Return all the data below as it stands, minus the pictures.

* _Data records_

++++++++++

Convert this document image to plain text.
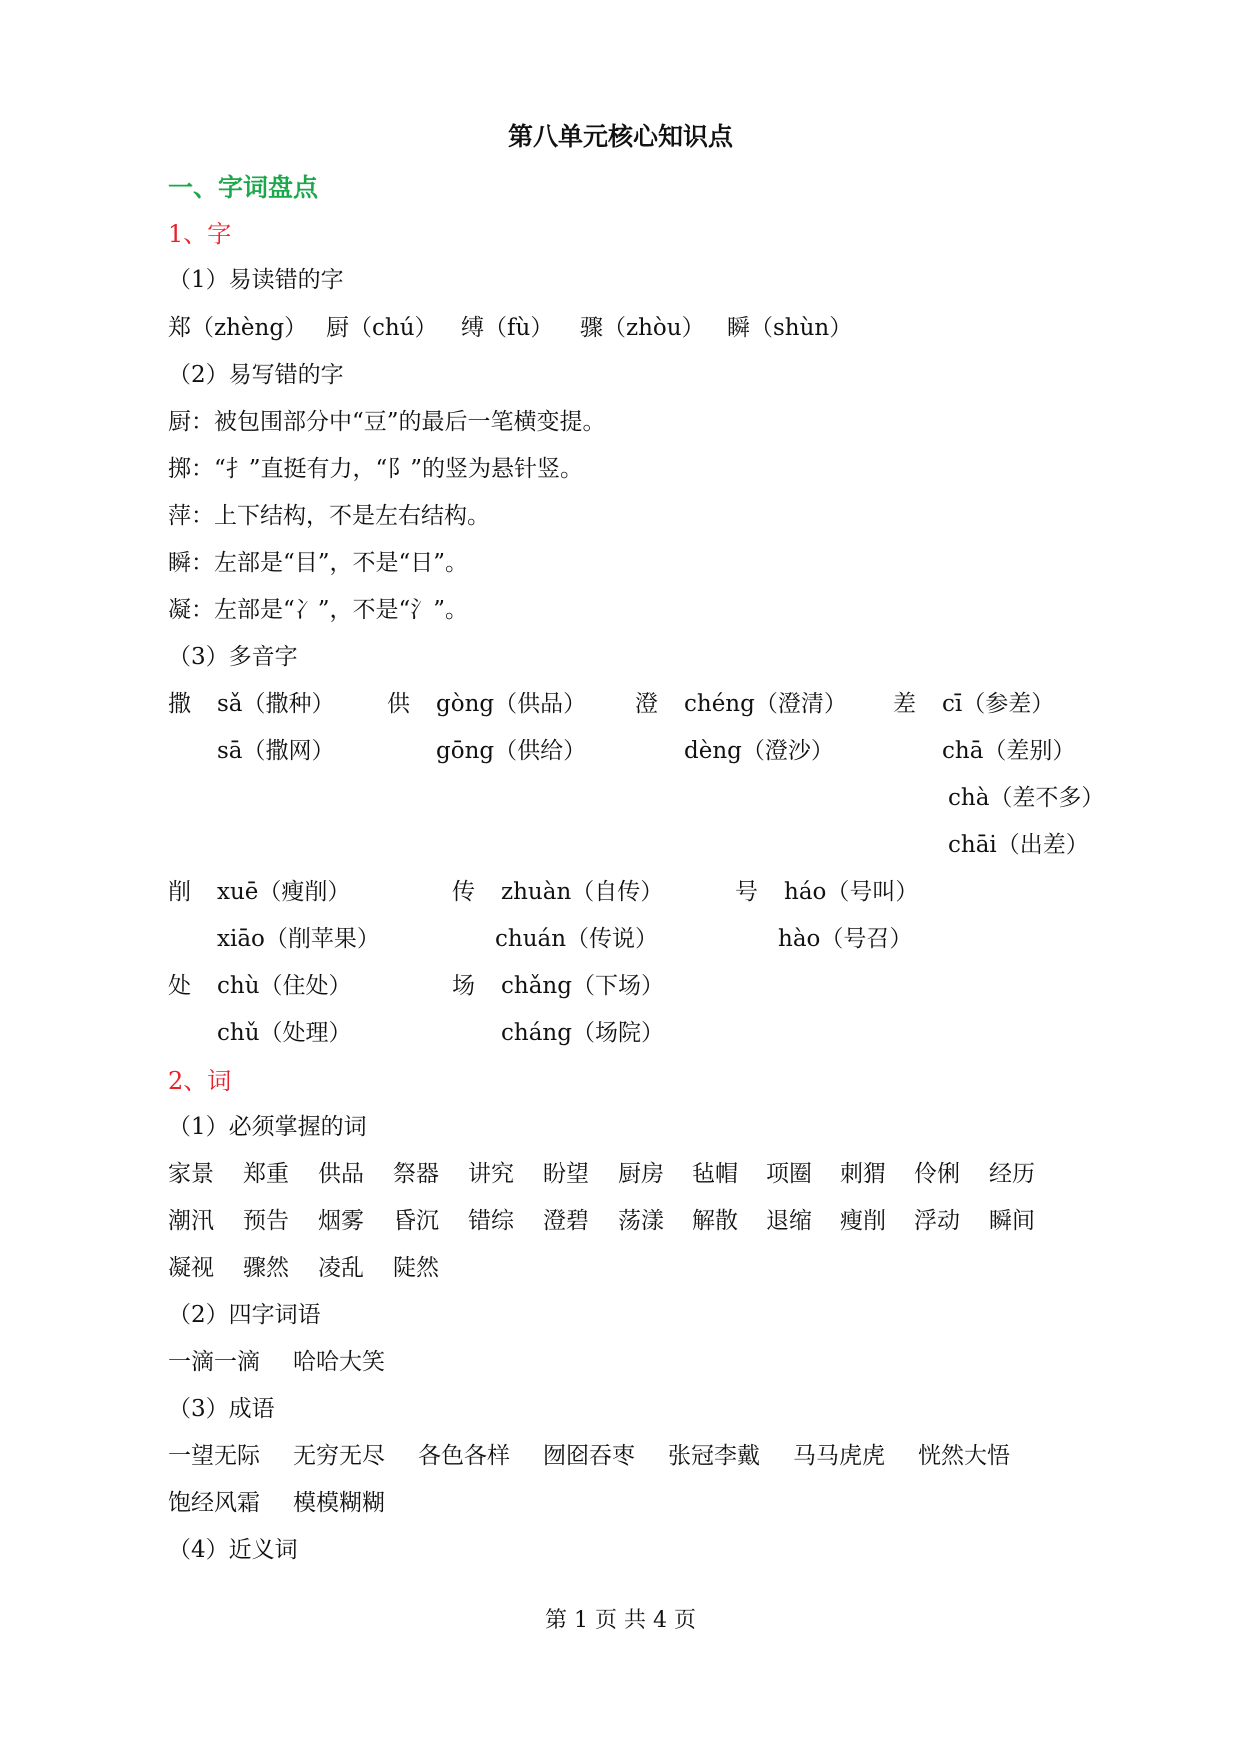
第八单元核心知识点
一、字词盘点
1、字
（1）易读错的字
郑（zhèng） 厨（chú） 缚（fù） 骤（zhòu） 瞬（shùn）
（2）易写错的字
厨：被包围部分中“豆”的最后一笔横变提。
掷：“扌”直挺有力，“阝”的竖为悬针竖。
萍：上下结构，不是左右结构。
瞬：左部是“目”，不是“日”。
凝：左部是“冫”，不是“氵”。
（3）多音字
撒 sǎ（撒种）
sā（撒网）
供 gòng（供品）
gōng（供给）
澄 chéng（澄清）
dèng（澄沙）
差 cī（参差）
chā（差别）
chà（差不多）
chāi（出差）
削 xuē（瘦削）
xiāo（削苹果）
传 zhuàn（自传）
chuán（传说）
号 háo（号叫）
hào（号召）
处 chù（住处）
chǔ（处理）
场 chǎng（下场）
cháng（场院）
2、词
（1）必须掌握的词
家景 郑重 供品 祭器 讲究 盼望 厨房 毡帽 项圈 刺猬 伶俐 经历
潮汛 预告 烟雾 昏沉 错综 澄碧 荡漾 解散 退缩 瘦削 浮动 瞬间
凝视 骤然 凌乱 陡然
（2）四字词语
一滴一滴 哈哈大笑
（3）成语
一望无际 无穷无尽 各色各样 囫囵吞枣 张冠李戴 马马虎虎 恍然大悟
饱经风霜 模模糊糊
（4）近义词
第 1 页 共 4 页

++++++++++

* _In response_
Convert this document image to plain text.
第八单元核心知识点
一、字词盘点
1、字
（1）易读错的字
郑（zhèng） 厨（chú） 缚（fù） 骤（zhòu） 瞬（shùn）
（2）易写错的字
厨：被包围部分中“豆”的最后一笔横变提。
掷：“扌”直挺有力，“阝”的竖为悬针竖。
萍：上下结构，不是左右结构。
瞬：左部是“目”，不是“日”。
凝：左部是“冫”，不是“氵”。
（3）多音字
撒 sǎ（撒种）
sā（撒网）
供 gòng（供品）
gōng（供给）
澄 chéng（澄清）
dèng（澄沙）
差 cī（参差）
chā（差别）
chà（差不多）
chāi（出差）
削 xuē（瘦削）
xiāo（削苹果）
传 zhuàn（自传）
chuán（传说）
号 háo（号叫）
hào（号召）
处 chù（住处）
chǔ（处理）
场 chǎng（下场）
cháng（场院）
2、词
（1）必须掌握的词
家景 郑重 供品 祭器 讲究 盼望 厨房 毡帽 项圈 刺猬 伶俐 经历
潮汛 预告 烟雾 昏沉 错综 澄碧 荡漾 解散 退缩 瘦削 浮动 瞬间
凝视 骤然 凌乱 陡然
（2）四字词语
一滴一滴 哈哈大笑
（3）成语
一望无际 无穷无尽 各色各样 囫囵吞枣 张冠李戴 马马虎虎 恍然大悟
饱经风霜 模模糊糊
（4）近义词
第 1 页 共 4 页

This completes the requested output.